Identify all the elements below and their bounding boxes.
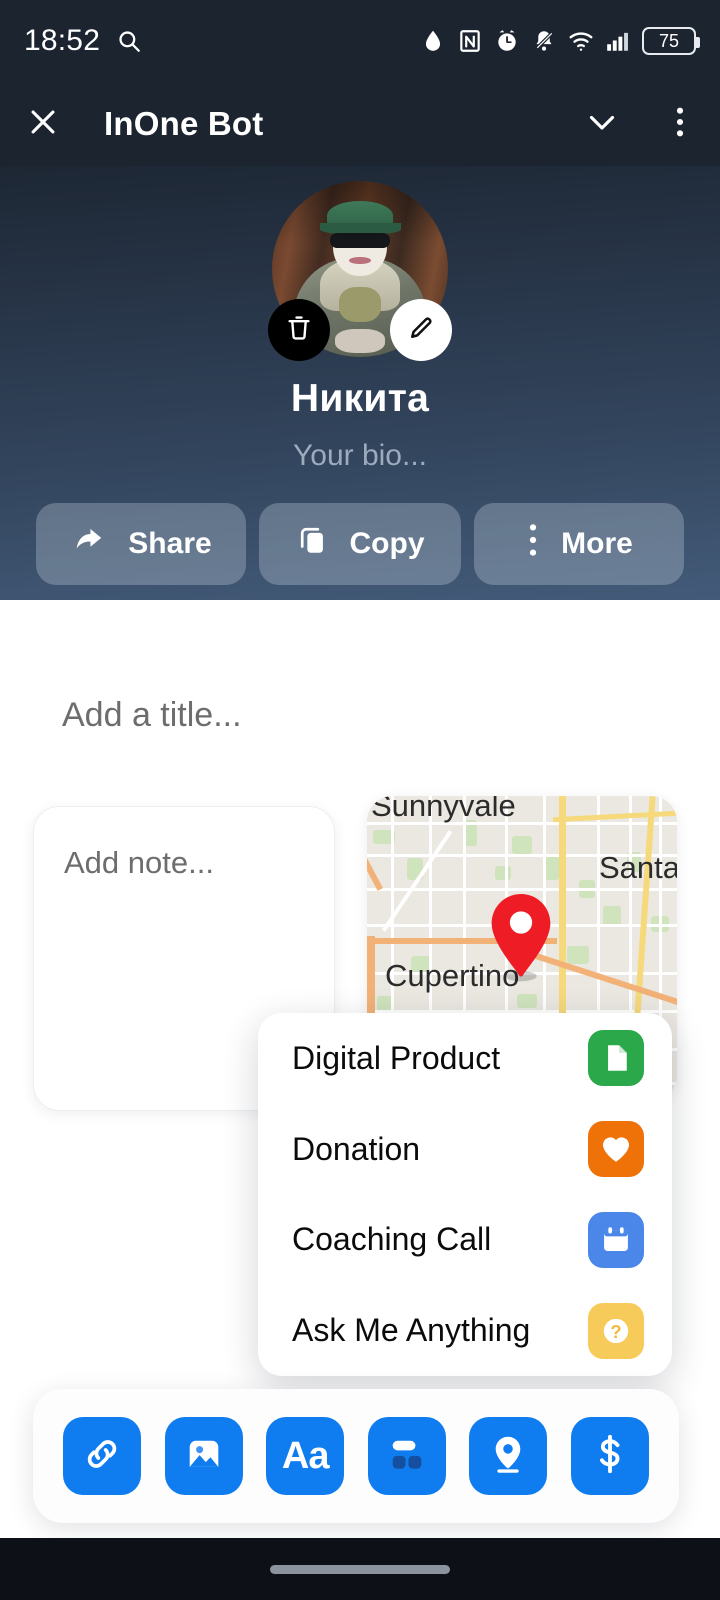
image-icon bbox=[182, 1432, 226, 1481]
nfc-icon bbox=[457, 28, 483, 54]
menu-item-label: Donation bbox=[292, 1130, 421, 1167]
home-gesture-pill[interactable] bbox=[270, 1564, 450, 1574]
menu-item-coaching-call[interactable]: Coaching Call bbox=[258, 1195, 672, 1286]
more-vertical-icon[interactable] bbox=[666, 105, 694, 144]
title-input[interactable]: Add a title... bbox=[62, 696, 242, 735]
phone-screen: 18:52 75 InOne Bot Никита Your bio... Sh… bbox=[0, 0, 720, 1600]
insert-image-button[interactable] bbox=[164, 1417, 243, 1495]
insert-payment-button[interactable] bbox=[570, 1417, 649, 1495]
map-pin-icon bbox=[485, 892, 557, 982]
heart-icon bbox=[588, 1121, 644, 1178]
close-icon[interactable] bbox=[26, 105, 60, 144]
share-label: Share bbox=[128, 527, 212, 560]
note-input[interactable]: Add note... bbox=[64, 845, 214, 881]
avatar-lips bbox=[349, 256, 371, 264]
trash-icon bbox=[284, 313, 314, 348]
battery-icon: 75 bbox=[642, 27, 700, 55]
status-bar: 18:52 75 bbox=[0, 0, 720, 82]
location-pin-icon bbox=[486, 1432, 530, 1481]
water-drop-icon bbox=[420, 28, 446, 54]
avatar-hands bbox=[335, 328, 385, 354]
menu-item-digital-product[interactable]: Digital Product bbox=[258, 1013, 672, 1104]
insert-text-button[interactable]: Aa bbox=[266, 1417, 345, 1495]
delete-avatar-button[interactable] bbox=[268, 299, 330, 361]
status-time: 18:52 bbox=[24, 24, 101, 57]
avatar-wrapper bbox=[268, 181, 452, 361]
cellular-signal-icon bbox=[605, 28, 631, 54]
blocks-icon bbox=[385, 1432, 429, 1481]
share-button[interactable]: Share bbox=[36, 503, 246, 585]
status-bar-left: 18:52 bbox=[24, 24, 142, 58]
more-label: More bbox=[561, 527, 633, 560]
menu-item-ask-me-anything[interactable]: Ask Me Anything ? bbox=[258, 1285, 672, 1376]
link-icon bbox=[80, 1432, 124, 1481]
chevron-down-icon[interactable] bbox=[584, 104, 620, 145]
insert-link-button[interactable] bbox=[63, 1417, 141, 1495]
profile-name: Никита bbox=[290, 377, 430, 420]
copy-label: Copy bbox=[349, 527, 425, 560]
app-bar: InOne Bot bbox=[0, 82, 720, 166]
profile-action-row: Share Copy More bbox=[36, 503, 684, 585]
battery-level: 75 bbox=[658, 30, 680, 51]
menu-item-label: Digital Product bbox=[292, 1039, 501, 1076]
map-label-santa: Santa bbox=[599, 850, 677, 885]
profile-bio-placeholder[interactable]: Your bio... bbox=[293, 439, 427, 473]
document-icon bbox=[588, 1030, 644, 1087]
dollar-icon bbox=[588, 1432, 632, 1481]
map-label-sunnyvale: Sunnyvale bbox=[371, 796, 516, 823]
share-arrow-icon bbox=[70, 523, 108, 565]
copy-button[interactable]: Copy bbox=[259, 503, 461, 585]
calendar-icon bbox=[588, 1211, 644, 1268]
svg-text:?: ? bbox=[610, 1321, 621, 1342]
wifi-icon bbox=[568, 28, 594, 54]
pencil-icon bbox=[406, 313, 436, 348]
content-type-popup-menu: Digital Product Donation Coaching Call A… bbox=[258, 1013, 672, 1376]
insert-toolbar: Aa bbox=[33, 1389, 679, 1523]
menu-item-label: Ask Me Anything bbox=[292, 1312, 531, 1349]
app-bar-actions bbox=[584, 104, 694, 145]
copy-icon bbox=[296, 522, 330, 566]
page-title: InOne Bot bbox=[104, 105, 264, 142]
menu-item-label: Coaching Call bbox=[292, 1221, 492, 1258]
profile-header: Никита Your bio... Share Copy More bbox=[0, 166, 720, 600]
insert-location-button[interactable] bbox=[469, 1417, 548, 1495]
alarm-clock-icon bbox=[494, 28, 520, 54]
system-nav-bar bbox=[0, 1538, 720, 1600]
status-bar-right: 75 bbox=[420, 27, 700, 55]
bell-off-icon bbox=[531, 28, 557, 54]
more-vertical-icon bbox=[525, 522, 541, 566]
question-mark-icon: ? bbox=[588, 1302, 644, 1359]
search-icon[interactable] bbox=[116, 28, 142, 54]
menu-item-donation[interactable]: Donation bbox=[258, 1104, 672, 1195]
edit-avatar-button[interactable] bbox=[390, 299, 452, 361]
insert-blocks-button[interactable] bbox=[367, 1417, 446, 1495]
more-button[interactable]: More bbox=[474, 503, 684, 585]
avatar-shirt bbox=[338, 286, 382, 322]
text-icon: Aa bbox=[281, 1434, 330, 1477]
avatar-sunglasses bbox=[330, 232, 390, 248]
☆ ☆ ☆
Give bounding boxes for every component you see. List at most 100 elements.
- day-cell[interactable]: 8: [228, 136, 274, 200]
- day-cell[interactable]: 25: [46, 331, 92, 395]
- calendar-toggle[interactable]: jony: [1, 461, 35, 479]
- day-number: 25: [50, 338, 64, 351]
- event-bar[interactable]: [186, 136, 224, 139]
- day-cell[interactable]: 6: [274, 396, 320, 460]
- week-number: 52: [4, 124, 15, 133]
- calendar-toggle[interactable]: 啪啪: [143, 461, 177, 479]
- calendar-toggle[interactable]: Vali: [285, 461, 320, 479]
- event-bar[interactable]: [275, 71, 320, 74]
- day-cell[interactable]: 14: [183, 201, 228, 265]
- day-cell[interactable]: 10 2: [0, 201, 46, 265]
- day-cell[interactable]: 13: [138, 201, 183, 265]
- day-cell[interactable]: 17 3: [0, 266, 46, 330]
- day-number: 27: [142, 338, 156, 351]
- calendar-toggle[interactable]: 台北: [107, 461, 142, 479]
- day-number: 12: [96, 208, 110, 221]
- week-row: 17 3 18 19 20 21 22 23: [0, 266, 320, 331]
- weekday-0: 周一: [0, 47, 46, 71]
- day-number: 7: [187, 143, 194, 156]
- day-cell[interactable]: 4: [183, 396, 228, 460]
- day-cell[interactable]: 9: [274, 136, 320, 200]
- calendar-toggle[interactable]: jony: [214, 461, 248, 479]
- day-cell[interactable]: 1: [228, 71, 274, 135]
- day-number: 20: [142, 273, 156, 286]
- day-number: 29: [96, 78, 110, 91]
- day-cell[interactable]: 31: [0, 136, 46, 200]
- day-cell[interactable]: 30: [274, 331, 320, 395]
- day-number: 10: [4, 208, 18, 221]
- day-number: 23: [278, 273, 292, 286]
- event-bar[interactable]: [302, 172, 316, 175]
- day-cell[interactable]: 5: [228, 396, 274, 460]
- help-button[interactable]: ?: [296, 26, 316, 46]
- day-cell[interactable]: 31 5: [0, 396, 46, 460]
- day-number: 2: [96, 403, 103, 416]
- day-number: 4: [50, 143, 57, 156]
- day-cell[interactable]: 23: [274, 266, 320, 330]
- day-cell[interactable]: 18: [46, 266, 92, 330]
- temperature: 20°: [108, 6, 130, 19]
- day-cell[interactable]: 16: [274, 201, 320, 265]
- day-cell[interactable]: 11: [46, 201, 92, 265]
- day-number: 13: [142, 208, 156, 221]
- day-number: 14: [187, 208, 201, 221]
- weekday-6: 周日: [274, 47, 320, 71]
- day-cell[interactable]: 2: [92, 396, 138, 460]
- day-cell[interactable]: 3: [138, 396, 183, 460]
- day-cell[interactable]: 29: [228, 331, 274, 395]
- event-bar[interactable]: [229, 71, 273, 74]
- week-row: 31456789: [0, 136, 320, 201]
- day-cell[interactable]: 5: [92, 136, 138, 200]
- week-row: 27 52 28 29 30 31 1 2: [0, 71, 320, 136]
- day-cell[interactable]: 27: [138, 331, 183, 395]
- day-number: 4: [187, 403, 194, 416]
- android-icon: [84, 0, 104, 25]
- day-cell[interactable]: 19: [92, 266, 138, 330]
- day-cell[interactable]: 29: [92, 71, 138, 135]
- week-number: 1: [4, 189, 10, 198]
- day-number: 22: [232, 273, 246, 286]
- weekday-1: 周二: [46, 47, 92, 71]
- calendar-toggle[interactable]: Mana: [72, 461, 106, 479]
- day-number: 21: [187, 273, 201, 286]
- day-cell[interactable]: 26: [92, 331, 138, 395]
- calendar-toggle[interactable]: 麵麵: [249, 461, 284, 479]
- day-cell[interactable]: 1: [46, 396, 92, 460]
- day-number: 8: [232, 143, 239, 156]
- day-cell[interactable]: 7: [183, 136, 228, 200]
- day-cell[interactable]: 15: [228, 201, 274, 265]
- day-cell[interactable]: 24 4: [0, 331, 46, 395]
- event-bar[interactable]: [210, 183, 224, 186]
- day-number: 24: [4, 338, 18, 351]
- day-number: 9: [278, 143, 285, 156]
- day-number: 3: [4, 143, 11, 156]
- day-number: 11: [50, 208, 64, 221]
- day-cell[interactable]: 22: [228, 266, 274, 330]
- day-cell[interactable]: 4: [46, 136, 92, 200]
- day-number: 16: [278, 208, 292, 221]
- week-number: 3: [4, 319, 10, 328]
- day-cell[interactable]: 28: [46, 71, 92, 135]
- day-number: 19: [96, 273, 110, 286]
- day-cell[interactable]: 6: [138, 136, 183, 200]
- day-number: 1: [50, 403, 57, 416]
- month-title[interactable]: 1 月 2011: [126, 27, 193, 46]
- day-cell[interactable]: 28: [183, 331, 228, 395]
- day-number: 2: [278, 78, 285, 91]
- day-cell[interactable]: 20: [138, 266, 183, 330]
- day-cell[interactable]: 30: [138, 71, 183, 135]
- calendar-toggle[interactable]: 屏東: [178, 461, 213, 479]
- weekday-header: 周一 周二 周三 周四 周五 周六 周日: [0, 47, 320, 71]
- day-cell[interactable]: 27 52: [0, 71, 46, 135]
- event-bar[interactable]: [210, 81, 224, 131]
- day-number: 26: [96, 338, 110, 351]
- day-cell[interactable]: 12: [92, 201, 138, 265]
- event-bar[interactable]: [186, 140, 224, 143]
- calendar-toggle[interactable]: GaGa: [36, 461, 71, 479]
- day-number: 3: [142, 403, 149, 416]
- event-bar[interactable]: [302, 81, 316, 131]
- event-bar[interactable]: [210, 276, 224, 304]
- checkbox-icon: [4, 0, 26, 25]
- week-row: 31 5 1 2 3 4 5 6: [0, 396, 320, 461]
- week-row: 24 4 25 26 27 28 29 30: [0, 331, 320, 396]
☆ ☆ ☆
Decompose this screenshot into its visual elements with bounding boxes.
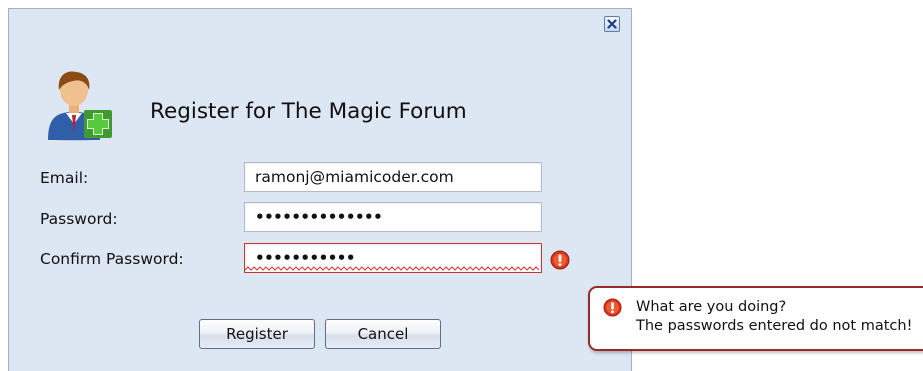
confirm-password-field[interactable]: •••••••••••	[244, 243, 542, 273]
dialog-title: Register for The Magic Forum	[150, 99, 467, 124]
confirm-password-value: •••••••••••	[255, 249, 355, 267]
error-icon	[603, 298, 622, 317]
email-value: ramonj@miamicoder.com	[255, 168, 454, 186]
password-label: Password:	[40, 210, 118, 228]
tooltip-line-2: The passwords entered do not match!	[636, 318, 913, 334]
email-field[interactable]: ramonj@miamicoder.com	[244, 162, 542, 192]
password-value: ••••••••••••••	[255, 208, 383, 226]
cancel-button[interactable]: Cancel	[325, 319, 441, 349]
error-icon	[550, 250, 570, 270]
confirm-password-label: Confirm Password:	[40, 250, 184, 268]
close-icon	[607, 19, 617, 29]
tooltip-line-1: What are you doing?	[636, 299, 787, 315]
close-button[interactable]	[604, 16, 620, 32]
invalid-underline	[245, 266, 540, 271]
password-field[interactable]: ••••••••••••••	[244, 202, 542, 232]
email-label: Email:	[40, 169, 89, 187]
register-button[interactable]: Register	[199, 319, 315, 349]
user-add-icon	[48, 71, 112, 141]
☆ ☆ ☆
▶ [EXERCISE PROMPT]: Convert the lines from the one containing "image-icon bbox=[182, 1432, 226, 1481]" through the one containing "title-input[interactable]: Add a", both included, into a Markdown table with the columns No. and Line, numbering each line and skipping any blank ones.

▶ [ANSWER IN FULL]:
| No. | Line |
|---|---|
| 1 | image-icon bbox=[182, 1432, 226, 1481] |
| 2 | nfc-icon bbox=[457, 28, 483, 54] |
| 3 | menu-item-label: Donation bbox=[292, 1130, 421, 1167] |
| 4 | home-gesture-pill[interactable] bbox=[270, 1564, 450, 1574] |
| 5 | menu-item-coaching-call[interactable]: Coaching Call bbox=[258, 1195, 672, 1286] |
| 6 | more-vertical-icon[interactable] bbox=[666, 105, 694, 144] |
| 7 | title-input[interactable]: Add a title... bbox=[62, 696, 242, 735] |